Brief>
Copy each line that contains the word "Bangladeshis".

Supplied information>
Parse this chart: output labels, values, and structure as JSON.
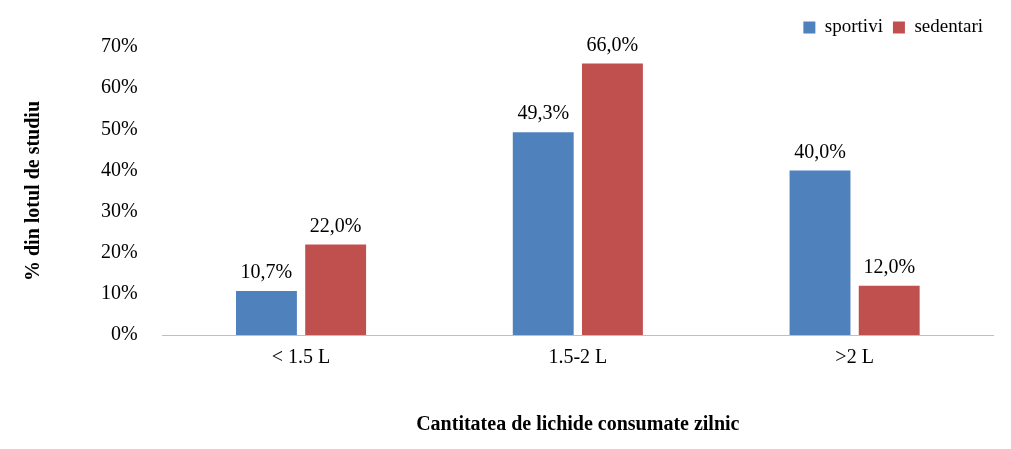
{
  "chart_data": {
    "type": "bar",
    "xlabel": "Cantitatea de lichide consumate zilnic",
    "ylabel": "% din lotul de studiu",
    "categories": [
      "< 1.5 L",
      "1.5-2 L",
      ">2 L"
    ],
    "series": [
      {
        "name": "sportivi",
        "color": "#4f81bd",
        "values": [
          10.7,
          49.3,
          40.0
        ],
        "value_labels": [
          "10,7%",
          "49,3%",
          "40,0%"
        ]
      },
      {
        "name": "sedentari",
        "color": "#c0504d",
        "values": [
          22.0,
          66.0,
          12.0
        ],
        "value_labels": [
          "22,0%",
          "66,0%",
          "12,0%"
        ]
      }
    ],
    "ylim": [
      0,
      70
    ],
    "yticks": [
      {
        "value": 0,
        "label": "0%"
      },
      {
        "value": 10,
        "label": "10%"
      },
      {
        "value": 20,
        "label": "20%"
      },
      {
        "value": 30,
        "label": "30%"
      },
      {
        "value": 40,
        "label": "40%"
      },
      {
        "value": 50,
        "label": "50%"
      },
      {
        "value": 60,
        "label": "60%"
      },
      {
        "value": 70,
        "label": "70%"
      }
    ],
    "legend": "top right"
  }
}
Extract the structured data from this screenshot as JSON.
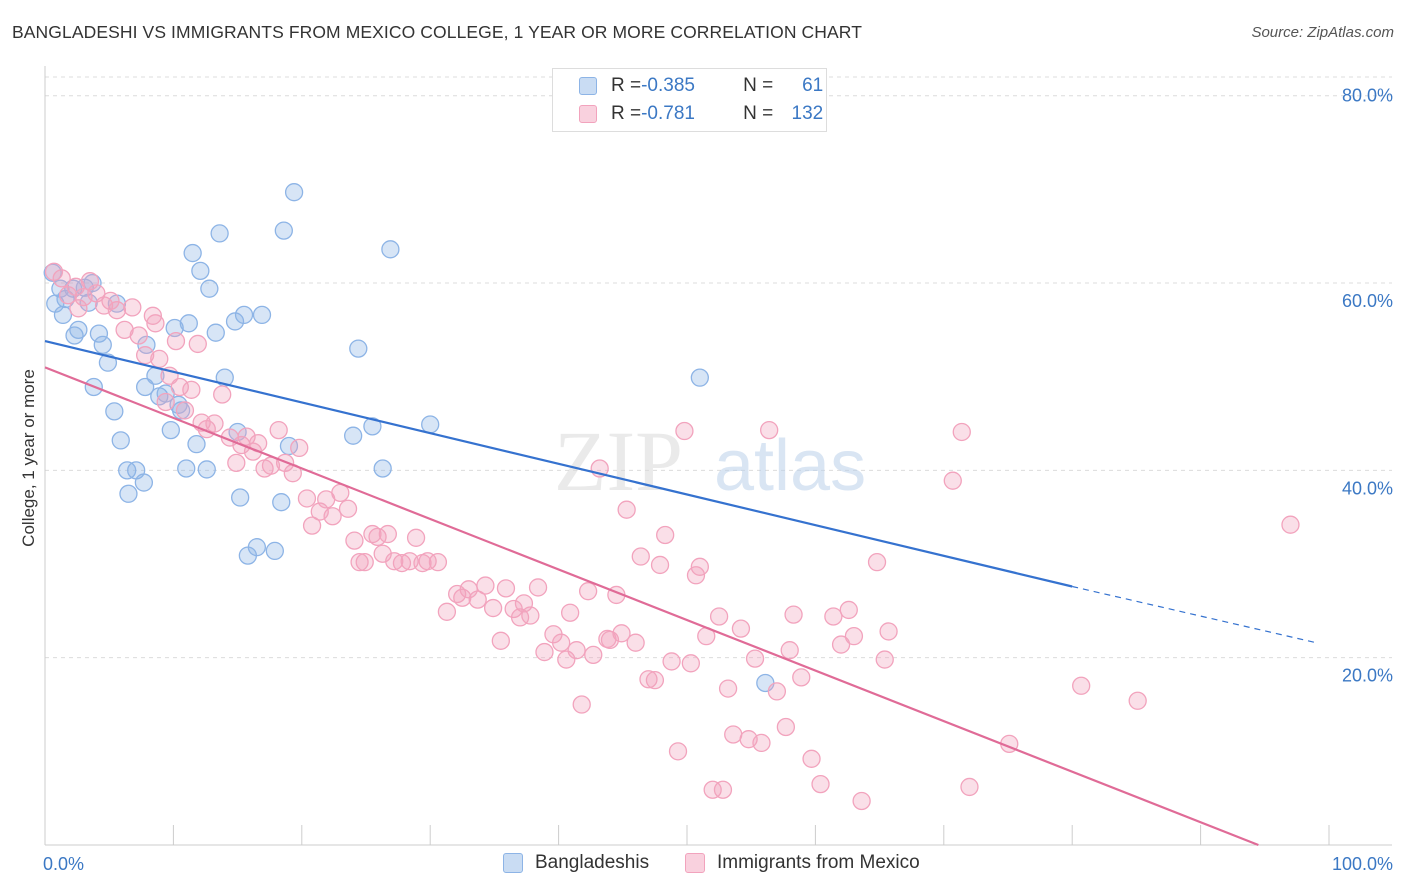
{
  "title": "BANGLADESHI VS IMMIGRANTS FROM MEXICO COLLEGE, 1 YEAR OR MORE CORRELATION CHART",
  "source": "Source: ZipAtlas.com",
  "watermark": {
    "zip": "ZIP",
    "atlas": "atlas"
  },
  "legend_top": {
    "rows": [
      {
        "r_label": "R = ",
        "r_value": "-0.385",
        "n_label": "N = ",
        "n_value": "61",
        "color": "#8db4e6"
      },
      {
        "r_label": "R = ",
        "r_value": "-0.781",
        "n_label": "N = ",
        "n_value": "132",
        "color": "#f2a3bd"
      }
    ]
  },
  "legend_bottom": {
    "items": [
      {
        "label": "Bangladeshis",
        "color": "#8db4e6"
      },
      {
        "label": "Immigrants from Mexico",
        "color": "#f2a3bd"
      }
    ]
  },
  "chart_data": {
    "type": "scatter",
    "title": "BANGLADESHI VS IMMIGRANTS FROM MEXICO COLLEGE, 1 YEAR OR MORE CORRELATION CHART",
    "xlabel": "",
    "ylabel": "College, 1 year or more",
    "xlim": [
      0,
      100
    ],
    "ylim": [
      0,
      82
    ],
    "x_tick_labels": [
      {
        "value": 0,
        "label": "0.0%"
      },
      {
        "value": 100,
        "label": "100.0%"
      }
    ],
    "y_tick_labels": [
      {
        "value": 20,
        "label": "20.0%"
      },
      {
        "value": 40,
        "label": "40.0%"
      },
      {
        "value": 60,
        "label": "60.0%"
      },
      {
        "value": 80,
        "label": "80.0%"
      }
    ],
    "grid": true,
    "legend_position": "bottom",
    "series": [
      {
        "name": "Bangladeshis",
        "color": "#8db4e6",
        "line_color": "#3572cf",
        "trend": {
          "x0": 0,
          "y0": 53.8,
          "x1": 80,
          "y1": 27.6,
          "dash_to_x": 99,
          "dash_to_y": 21.6
        },
        "points": [
          [
            0.6,
            61.1
          ],
          [
            0.8,
            57.8
          ],
          [
            1.2,
            59.4
          ],
          [
            1.4,
            56.6
          ],
          [
            1.6,
            58.3
          ],
          [
            2.2,
            59.4
          ],
          [
            2.3,
            54.4
          ],
          [
            2.6,
            55.0
          ],
          [
            3.1,
            59.5
          ],
          [
            3.4,
            57.9
          ],
          [
            3.7,
            60.0
          ],
          [
            3.8,
            48.9
          ],
          [
            4.2,
            54.6
          ],
          [
            4.5,
            53.4
          ],
          [
            4.9,
            51.5
          ],
          [
            5.4,
            46.3
          ],
          [
            5.6,
            57.8
          ],
          [
            5.9,
            43.2
          ],
          [
            6.4,
            40.0
          ],
          [
            6.5,
            37.5
          ],
          [
            7.1,
            40.0
          ],
          [
            7.7,
            38.7
          ],
          [
            7.8,
            48.9
          ],
          [
            7.9,
            53.4
          ],
          [
            8.6,
            50.1
          ],
          [
            8.9,
            47.9
          ],
          [
            9.4,
            48.2
          ],
          [
            9.8,
            44.3
          ],
          [
            10.4,
            47.0
          ],
          [
            10.6,
            46.4
          ],
          [
            11.0,
            40.2
          ],
          [
            11.2,
            55.7
          ],
          [
            11.5,
            63.2
          ],
          [
            11.8,
            42.8
          ],
          [
            12.1,
            61.3
          ],
          [
            12.6,
            40.1
          ],
          [
            12.8,
            59.4
          ],
          [
            13.3,
            54.7
          ],
          [
            13.6,
            65.3
          ],
          [
            14.0,
            49.9
          ],
          [
            15.0,
            44.1
          ],
          [
            15.2,
            37.1
          ],
          [
            15.5,
            56.6
          ],
          [
            15.8,
            30.9
          ],
          [
            16.5,
            31.8
          ],
          [
            16.9,
            56.6
          ],
          [
            18.4,
            36.6
          ],
          [
            18.6,
            65.6
          ],
          [
            19.0,
            42.6
          ],
          [
            19.4,
            69.7
          ],
          [
            24.0,
            43.7
          ],
          [
            24.4,
            53.0
          ],
          [
            25.5,
            44.7
          ],
          [
            26.3,
            40.2
          ],
          [
            26.9,
            63.6
          ],
          [
            30.0,
            44.9
          ],
          [
            51.0,
            49.9
          ],
          [
            56.1,
            17.3
          ],
          [
            17.9,
            31.4
          ],
          [
            14.8,
            55.9
          ],
          [
            10.1,
            55.2
          ]
        ]
      },
      {
        "name": "Immigrants from Mexico",
        "color": "#f2a3bd",
        "line_color": "#e06b97",
        "trend": {
          "x0": 0,
          "y0": 51.0,
          "x1": 94.5,
          "y1": 0
        },
        "points": [
          [
            0.7,
            61.2
          ],
          [
            1.3,
            60.5
          ],
          [
            1.8,
            58.7
          ],
          [
            2.4,
            59.6
          ],
          [
            2.6,
            57.3
          ],
          [
            3.0,
            58.5
          ],
          [
            3.5,
            60.2
          ],
          [
            4.0,
            58.9
          ],
          [
            4.6,
            57.6
          ],
          [
            5.1,
            58.1
          ],
          [
            5.6,
            57.1
          ],
          [
            6.2,
            55.0
          ],
          [
            6.8,
            57.4
          ],
          [
            7.3,
            54.4
          ],
          [
            7.8,
            52.3
          ],
          [
            8.4,
            56.5
          ],
          [
            8.6,
            55.7
          ],
          [
            8.9,
            51.9
          ],
          [
            9.4,
            47.3
          ],
          [
            9.7,
            50.1
          ],
          [
            10.2,
            53.8
          ],
          [
            10.5,
            48.9
          ],
          [
            10.9,
            46.4
          ],
          [
            11.4,
            48.6
          ],
          [
            11.9,
            53.5
          ],
          [
            12.2,
            45.1
          ],
          [
            12.6,
            44.4
          ],
          [
            13.2,
            45.0
          ],
          [
            13.8,
            48.1
          ],
          [
            14.4,
            43.5
          ],
          [
            14.9,
            40.8
          ],
          [
            15.3,
            42.7
          ],
          [
            15.7,
            43.6
          ],
          [
            16.2,
            42.0
          ],
          [
            16.6,
            42.9
          ],
          [
            17.1,
            40.2
          ],
          [
            17.6,
            40.5
          ],
          [
            18.2,
            44.3
          ],
          [
            18.7,
            40.8
          ],
          [
            19.3,
            39.7
          ],
          [
            19.8,
            42.4
          ],
          [
            20.4,
            37.0
          ],
          [
            20.8,
            34.1
          ],
          [
            21.4,
            35.6
          ],
          [
            21.9,
            36.9
          ],
          [
            22.4,
            35.1
          ],
          [
            23.0,
            37.6
          ],
          [
            23.6,
            35.9
          ],
          [
            24.1,
            32.5
          ],
          [
            24.5,
            30.2
          ],
          [
            24.9,
            30.2
          ],
          [
            25.5,
            33.2
          ],
          [
            25.9,
            32.9
          ],
          [
            26.3,
            31.1
          ],
          [
            26.7,
            33.2
          ],
          [
            27.2,
            30.3
          ],
          [
            27.8,
            30.1
          ],
          [
            28.4,
            30.3
          ],
          [
            28.9,
            32.8
          ],
          [
            29.4,
            30.1
          ],
          [
            29.8,
            30.3
          ],
          [
            30.6,
            30.2
          ],
          [
            31.3,
            24.9
          ],
          [
            32.1,
            26.8
          ],
          [
            32.5,
            26.4
          ],
          [
            33.0,
            27.3
          ],
          [
            33.7,
            26.2
          ],
          [
            34.3,
            27.7
          ],
          [
            34.9,
            25.3
          ],
          [
            35.5,
            21.8
          ],
          [
            35.9,
            27.4
          ],
          [
            36.5,
            25.2
          ],
          [
            37.0,
            24.3
          ],
          [
            37.3,
            25.8
          ],
          [
            37.8,
            24.5
          ],
          [
            38.4,
            27.5
          ],
          [
            38.9,
            20.6
          ],
          [
            39.6,
            22.5
          ],
          [
            40.2,
            21.6
          ],
          [
            40.6,
            19.8
          ],
          [
            40.9,
            24.8
          ],
          [
            41.4,
            20.8
          ],
          [
            41.8,
            15.0
          ],
          [
            42.3,
            27.1
          ],
          [
            42.7,
            20.3
          ],
          [
            43.2,
            40.2
          ],
          [
            44.0,
            21.9
          ],
          [
            44.5,
            26.7
          ],
          [
            44.9,
            22.6
          ],
          [
            45.3,
            35.8
          ],
          [
            46.0,
            21.6
          ],
          [
            46.4,
            30.8
          ],
          [
            47.0,
            17.7
          ],
          [
            47.5,
            17.6
          ],
          [
            47.9,
            29.9
          ],
          [
            48.3,
            33.1
          ],
          [
            48.8,
            19.6
          ],
          [
            49.3,
            10.0
          ],
          [
            49.8,
            44.2
          ],
          [
            50.3,
            19.4
          ],
          [
            51.0,
            29.7
          ],
          [
            51.5,
            22.3
          ],
          [
            52.0,
            5.9
          ],
          [
            52.5,
            24.4
          ],
          [
            52.8,
            5.9
          ],
          [
            53.2,
            16.7
          ],
          [
            53.6,
            11.8
          ],
          [
            54.2,
            23.1
          ],
          [
            54.8,
            11.3
          ],
          [
            55.3,
            19.9
          ],
          [
            55.8,
            10.9
          ],
          [
            56.4,
            44.3
          ],
          [
            57.0,
            16.4
          ],
          [
            57.7,
            12.6
          ],
          [
            58.3,
            24.6
          ],
          [
            58.9,
            17.9
          ],
          [
            59.7,
            9.2
          ],
          [
            60.4,
            6.5
          ],
          [
            61.4,
            24.4
          ],
          [
            62.0,
            21.4
          ],
          [
            62.6,
            25.1
          ],
          [
            63.0,
            22.3
          ],
          [
            63.6,
            4.7
          ],
          [
            64.8,
            30.2
          ],
          [
            65.4,
            19.8
          ],
          [
            65.7,
            22.8
          ],
          [
            70.7,
            38.9
          ],
          [
            71.4,
            44.1
          ],
          [
            72.0,
            6.2
          ],
          [
            75.1,
            10.8
          ],
          [
            80.7,
            17.0
          ],
          [
            85.1,
            15.4
          ],
          [
            97.0,
            34.2
          ],
          [
            50.7,
            28.8
          ],
          [
            58.0,
            20.8
          ],
          [
            43.8,
            22.0
          ]
        ]
      }
    ]
  }
}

Solution to this exercise>
        "label": "Bangladeshis",
        "name": "Bangladeshis",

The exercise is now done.